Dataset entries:
>> BEGIN
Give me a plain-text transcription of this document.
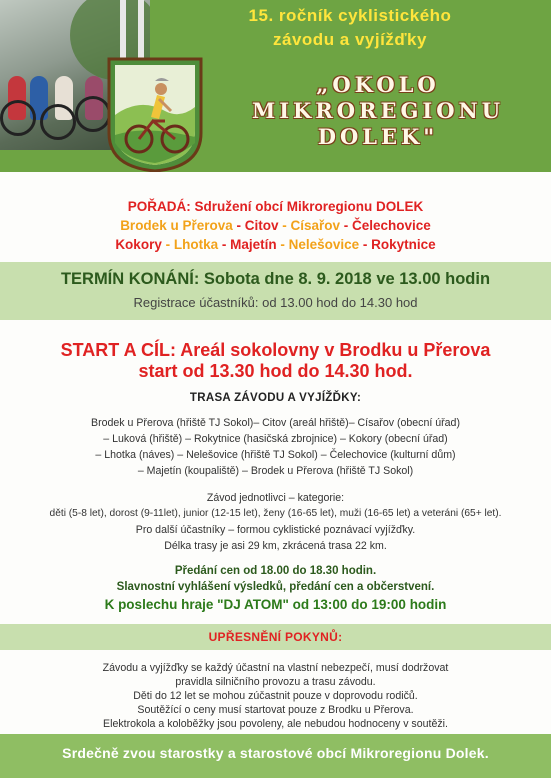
15. ročník cyklistického
závodu a vyjížďky
„OKOLO
MIKROREGIONU
DOLEK"
POŘADÁ: Sdružení obcí Mikroregionu DOLEK
Brodek u Přerova - Citov - Císařov - Čelechovice
Kokory - Lhotka - Majetín - Nelešovice - Rokytnice
TERMÍN KONÁNÍ: Sobota dne 8. 9. 2018 ve 13.00 hodin
Registrace účastníků: od 13.00 hod do 14.30 hod
START A CÍL: Areál sokolovny v Brodku u Přerova
start od 13.30 hod do 14.30 hod.
TRASA ZÁVODU A VYJÍŽĎKY:
Brodek u Přerova (hřiště TJ Sokol)– Citov (areál hřiště)– Císařov (obecní úřad)
– Luková (hřiště) – Rokytnice (hasičská zbrojnice) – Kokory (obecní úřad)
– Lhotka (náves) – Nelešovice (hřiště TJ Sokol) – Čelechovice (kulturní dům)
– Majetín (koupaliště) – Brodek u Přerova (hřiště TJ Sokol)
Závod jednotlivci – kategorie:
děti (5-8 let), dorost (9-11let), junior (12-15 let), ženy (16-65 let), muži (16-65 let) a veteráni (65+ let).
Pro další účastníky – formou cyklistické poznávací vyjížďky.
Délka trasy je asi 29 km, zkrácená trasa 22 km.
Předání cen od 18.00 do 18.30 hodin.
Slavnostní vyhlášení výsledků, předání cen a občerstvení.
K poslechu hraje "DJ ATOM" od 13:00 do 19:00 hodin
UPŘESNĚNÍ POKYNŮ:
Závodu a vyjížďky se každý účastní na vlastní nebezpečí, musí dodržovat
pravidla silničního provozu a trasu závodu.
Děti do 12 let se mohou zúčastnit pouze v doprovodu rodičů.
Soutěžící o ceny musí startovat pouze z Brodku u Přerova.
Elektrokola a koloběžky jsou povoleny, ale nebudou hodnoceny v soutěži.
Srdečně zvou starostky a starostové obcí Mikroregionu Dolek.
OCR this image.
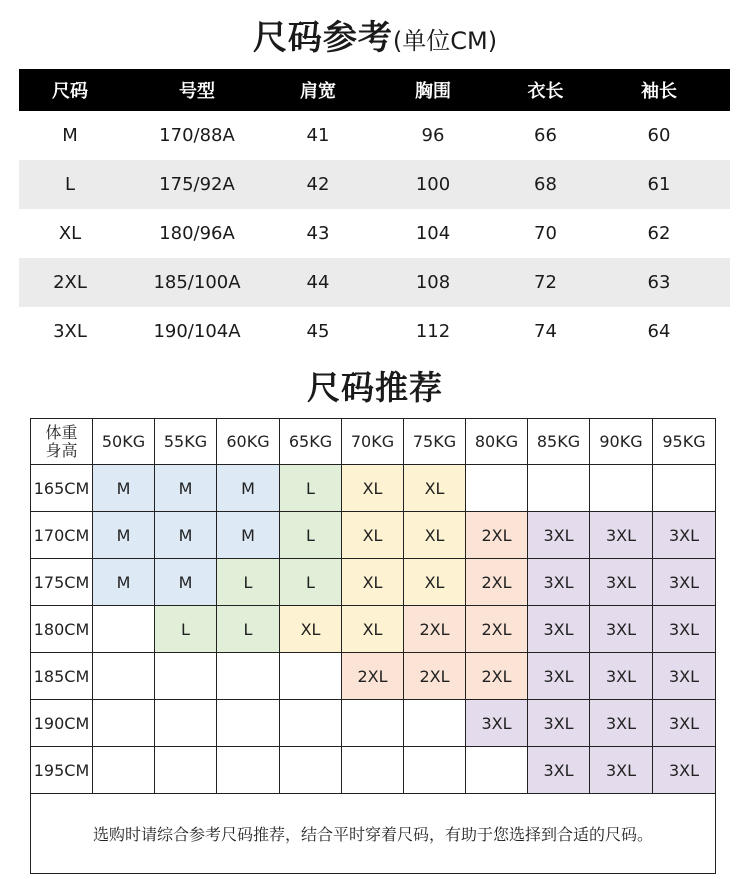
尺码参考(单位CM)
尺码	号型	肩宽	胸围	衣长	袖长
M	170/88A	41	96	66	60
L	175/92A	42	100	68	61
XL	180/96A	43	104	70	62
2XL	185/100A	44	108	72	63
3XL	190/104A	45	112	74	64
尺码推荐
体重
身高	50KG	55KG	60KG	65KG	70KG	75KG	80KG	85KG	90KG	95KG
165CM	M	M	M	L	XL	XL				
170CM	M	M	M	L	XL	XL	2XL	3XL	3XL	3XL
175CM	M	M	L	L	XL	XL	2XL	3XL	3XL	3XL
180CM		L	L	XL	XL	2XL	2XL	3XL	3XL	3XL
185CM					2XL	2XL	2XL	3XL	3XL	3XL
190CM							3XL	3XL	3XL	3XL
195CM								3XL	3XL	3XL
选购时请综合参考尺码推荐，结合平时穿着尺码，有助于您选择到合适的尺码。										
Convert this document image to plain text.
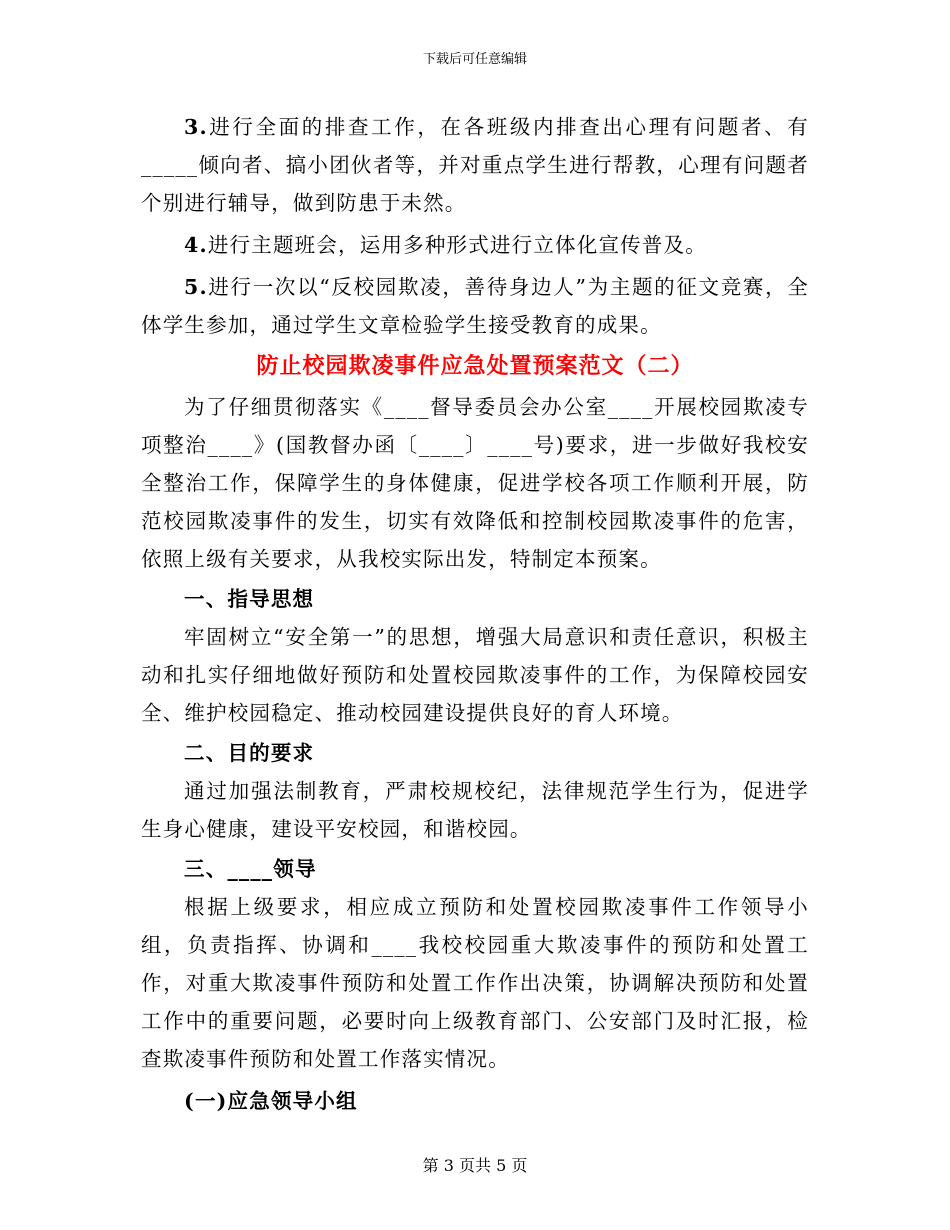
下载后可任意编辑

3.进行全面的排查工作，在各班级内排查出心理有问题者、有_____倾向者、搞小团伙者等，并对重点学生进行帮教，心理有问题者个别进行辅导，做到防患于未然。

4.进行主题班会，运用多种形式进行立体化宣传普及。

5.进行一次以“反校园欺凌，善待身边人”为主题的征文竞赛，全体学生参加，通过学生文章检验学生接受教育的成果。

防止校园欺凌事件应急处置预案范文（二）

为了仔细贯彻落实《____督导委员会办公室____开展校园欺凌专项整治____》(国教督办函〔____〕____号)要求，进一步做好我校安全整治工作，保障学生的身体健康，促进学校各项工作顺利开展，防范校园欺凌事件的发生，切实有效降低和控制校园欺凌事件的危害，依照上级有关要求，从我校实际出发，特制定本预案。

一、指导思想

牢固树立“安全第一”的思想，增强大局意识和责任意识，积极主动和扎实仔细地做好预防和处置校园欺凌事件的工作，为保障校园安全、维护校园稳定、推动校园建设提供良好的育人环境。

二、目的要求

通过加强法制教育，严肃校规校纪，法律规范学生行为，促进学生身心健康，建设平安校园，和谐校园。

三、____领导

根据上级要求，相应成立预防和处置校园欺凌事件工作领导小组，负责指挥、协调和____我校校园重大欺凌事件的预防和处置工作，对重大欺凌事件预防和处置工作作出决策，协调解决预防和处置工作中的重要问题，必要时向上级教育部门、公安部门及时汇报，检查欺凌事件预防和处置工作落实情况。

(一)应急领导小组

第 3 页共 5 页
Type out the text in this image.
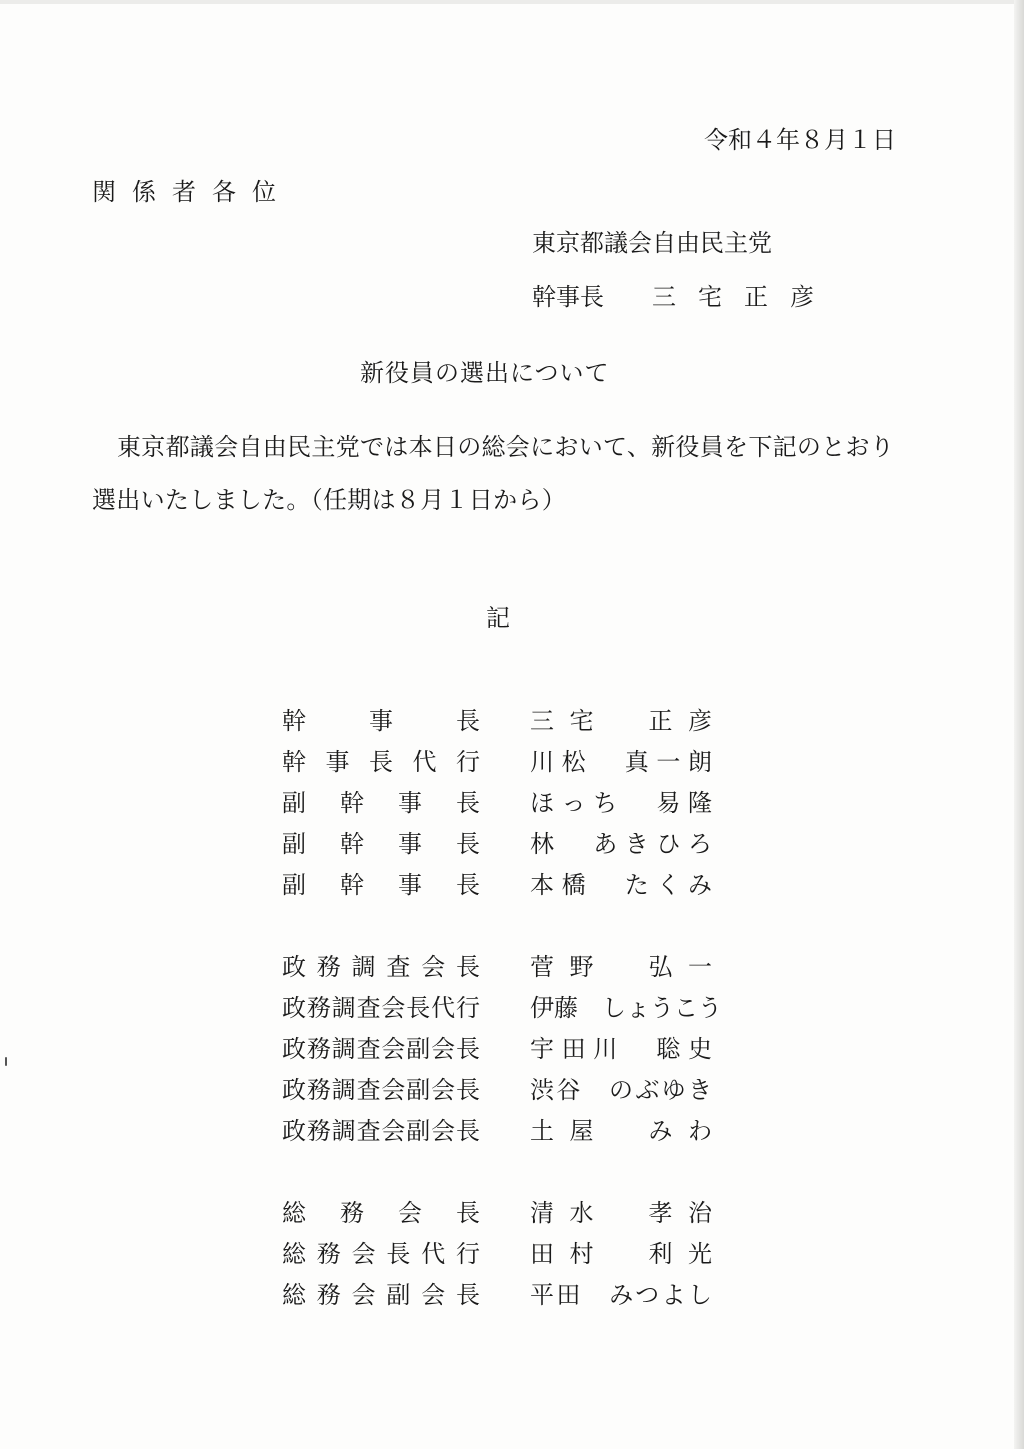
令和４年８月１日
関係者各位
東京都議会自由民主党
幹事長	三宅正彦
新役員の選出について
東京都議会自由民主党では本日の総会において、新役員を下記のとおり
選出いたしました。（任期は８月１日から）
記
幹事長 三宅　正彦
幹事長代行 川松　真一朗
副幹事長 ほっち　易隆
副幹事長 林　あきひろ
副幹事長 本橋　たくみ
政務調査会長 菅野　弘一
政務調査会長代行 伊藤　しょうこう
政務調査会副会長 宇田川　聡史
政務調査会副会長 渋谷　のぶゆき
政務調査会副会長 土屋　みわ
総務会長 清水　孝治
総務会長代行 田村　利光
総務会副会長 平田　みつよし
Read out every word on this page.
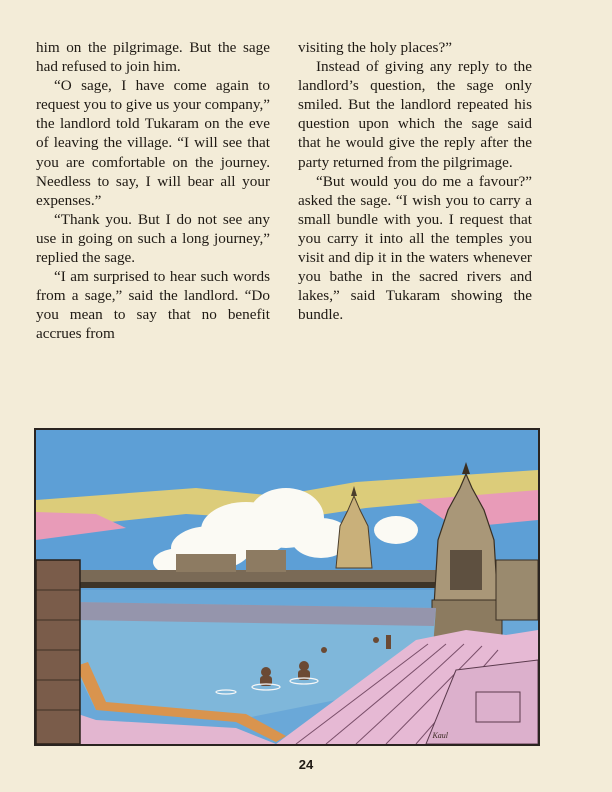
him on the pilgrimage. But the sage had refused to join him.

“O sage, I have come again to request you to give us your company,” the landlord told Tukaram on the eve of leaving the village. “I will see that you are comfortable on the journey. Needless to say, I will bear all your expenses.”

“Thank you. But I do not see any use in going on such a long journey,” replied the sage.

“I am surprised to hear such words from a sage,” said the landlord. “Do you mean to say that no benefit accrues from

visiting the holy places?”

Instead of giving any reply to the landlord’s question, the sage only smiled. But the landlord repeated his question upon which the sage said that he would give the reply after the party returned from the pilgrimage.

“But would you do me a favour?” asked the sage. “I wish you to carry a small bundle with you. I request that you carry it into all the temples you visit and dip it in the waters whenever you bathe in the sacred rivers and lakes,” said Tukaram showing the bundle.

Kaul
24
>> END
#### Work required
Each line of the material must be retyped exactly, except that images are omitted.

#### Task answer
Give me a plain-text transcription of this document.
15. ročník cyklistického
závodu a vyjížďky
„OKOLO
MIKROREGIONU
DOLEK"
POŘADÁ: Sdružení obcí Mikroregionu DOLEK
Brodek u Přerova - Citov - Císařov - Čelechovice
Kokory - Lhotka - Majetín - Nelešovice - Rokytnice
TERMÍN KONÁNÍ: Sobota dne 8. 9. 2018 ve 13.00 hodin
Registrace účastníků: od 13.00 hod do 14.30 hod
START A CÍL: Areál sokolovny v Brodku u Přerova
start od 13.30 hod do 14.30 hod.
TRASA ZÁVODU A VYJÍŽĎKY:
Brodek u Přerova (hřiště TJ Sokol)– Citov (areál hřiště)– Císařov (obecní úřad)
– Luková (hřiště) – Rokytnice (hasičská zbrojnice) – Kokory (obecní úřad)
– Lhotka (náves) – Nelešovice (hřiště TJ Sokol) – Čelechovice (kulturní dům)
– Majetín (koupaliště) – Brodek u Přerova (hřiště TJ Sokol)
Závod jednotlivci – kategorie:
děti (5-8 let), dorost (9-11let), junior (12-15 let), ženy (16-65 let), muži (16-65 let) a veteráni (65+ let).
Pro další účastníky – formou cyklistické poznávací vyjížďky.
Délka trasy je asi 29 km, zkrácená trasa 22 km.
Předání cen od 18.00 do 18.30 hodin.
Slavnostní vyhlášení výsledků, předání cen a občerstvení.
K poslechu hraje "DJ ATOM" od 13:00 do 19:00 hodin
UPŘESNĚNÍ POKYNŮ:
Závodu a vyjížďky se každý účastní na vlastní nebezpečí, musí dodržovat
pravidla silničního provozu a trasu závodu.
Děti do 12 let se mohou zúčastnit pouze v doprovodu rodičů.
Soutěžící o ceny musí startovat pouze z Brodku u Přerova.
Elektrokola a koloběžky jsou povoleny, ale nebudou hodnoceny v soutěži.
Srdečně zvou starostky a starostové obcí Mikroregionu Dolek.
OCR this image.
尺码参考(单位CM)
尺码	号型	肩宽	胸围	衣长	袖长
M	170/88A	41	96	66	60
L	175/92A	42	100	68	61
XL	180/96A	43	104	70	62
2XL	185/100A	44	108	72	63
3XL	190/104A	45	112	74	64
尺码推荐
体重
身高	50KG	55KG	60KG	65KG	70KG	75KG	80KG	85KG	90KG	95KG
165CM	M	M	M	L	XL	XL				
170CM	M	M	M	L	XL	XL	2XL	3XL	3XL	3XL
175CM	M	M	L	L	XL	XL	2XL	3XL	3XL	3XL
180CM		L	L	XL	XL	2XL	2XL	3XL	3XL	3XL
185CM					2XL	2XL	2XL	3XL	3XL	3XL
190CM							3XL	3XL	3XL	3XL
195CM								3XL	3XL	3XL
选购时请综合参考尺码推荐，结合平时穿着尺码，有助于您选择到合适的尺码。										
Convert this document image to plain text.
下载后可任意编辑

3.进行全面的排查工作，在各班级内排查出心理有问题者、有_____倾向者、搞小团伙者等，并对重点学生进行帮教，心理有问题者个别进行辅导，做到防患于未然。

4.进行主题班会，运用多种形式进行立体化宣传普及。

5.进行一次以“反校园欺凌，善待身边人”为主题的征文竞赛，全体学生参加，通过学生文章检验学生接受教育的成果。

防止校园欺凌事件应急处置预案范文（二）

为了仔细贯彻落实《____督导委员会办公室____开展校园欺凌专项整治____》(国教督办函〔____〕____号)要求，进一步做好我校安全整治工作，保障学生的身体健康，促进学校各项工作顺利开展，防范校园欺凌事件的发生，切实有效降低和控制校园欺凌事件的危害，依照上级有关要求，从我校实际出发，特制定本预案。

一、指导思想

牢固树立“安全第一”的思想，增强大局意识和责任意识，积极主动和扎实仔细地做好预防和处置校园欺凌事件的工作，为保障校园安全、维护校园稳定、推动校园建设提供良好的育人环境。

二、目的要求

通过加强法制教育，严肃校规校纪，法律规范学生行为，促进学生身心健康，建设平安校园，和谐校园。

三、____领导

根据上级要求，相应成立预防和处置校园欺凌事件工作领导小组，负责指挥、协调和____我校校园重大欺凌事件的预防和处置工作，对重大欺凌事件预防和处置工作作出决策，协调解决预防和处置工作中的重要问题，必要时向上级教育部门、公安部门及时汇报，检查欺凌事件预防和处置工作落实情况。

(一)应急领导小组

第 3 页共 5 页
Type out the text in this image.
令和４年８月１日
関係者各位
東京都議会自由民主党
幹事長	三宅正彦
新役員の選出について
東京都議会自由民主党では本日の総会において、新役員を下記のとおり
選出いたしました。（任期は８月１日から）
記
幹事長 三宅　正彦
幹事長代行 川松　真一朗
副幹事長 ほっち　易隆
副幹事長 林　あきひろ
副幹事長 本橋　たくみ
政務調査会長 菅野　弘一
政務調査会長代行 伊藤　しょうこう
政務調査会副会長 宇田川　聡史
政務調査会副会長 渋谷　のぶゆき
政務調査会副会長 土屋　みわ
総務会長 清水　孝治
総務会長代行 田村　利光
総務会副会長 平田　みつよし
Read out every word on this page.
him on the pilgrimage. But the sage had refused to join him.

“O sage, I have come again to request you to give us your company,” the landlord told Tukaram on the eve of leaving the village. “I will see that you are comfortable on the journey. Needless to say, I will bear all your expenses.”

“Thank you. But I do not see any use in going on such a long journey,” replied the sage.

“I am surprised to hear such words from a sage,” said the landlord. “Do you mean to say that no benefit accrues from

visiting the holy places?”

Instead of giving any reply to the landlord’s question, the sage only smiled. But the landlord repeated his question upon which the sage said that he would give the reply after the party returned from the pilgrimage.

“But would you do me a favour?” asked the sage. “I wish you to carry a small bundle with you. I request that you carry it into all the temples you visit and dip it in the waters whenever you bathe in the sacred rivers and lakes,” said Tukaram showing the bundle.

Kaul
24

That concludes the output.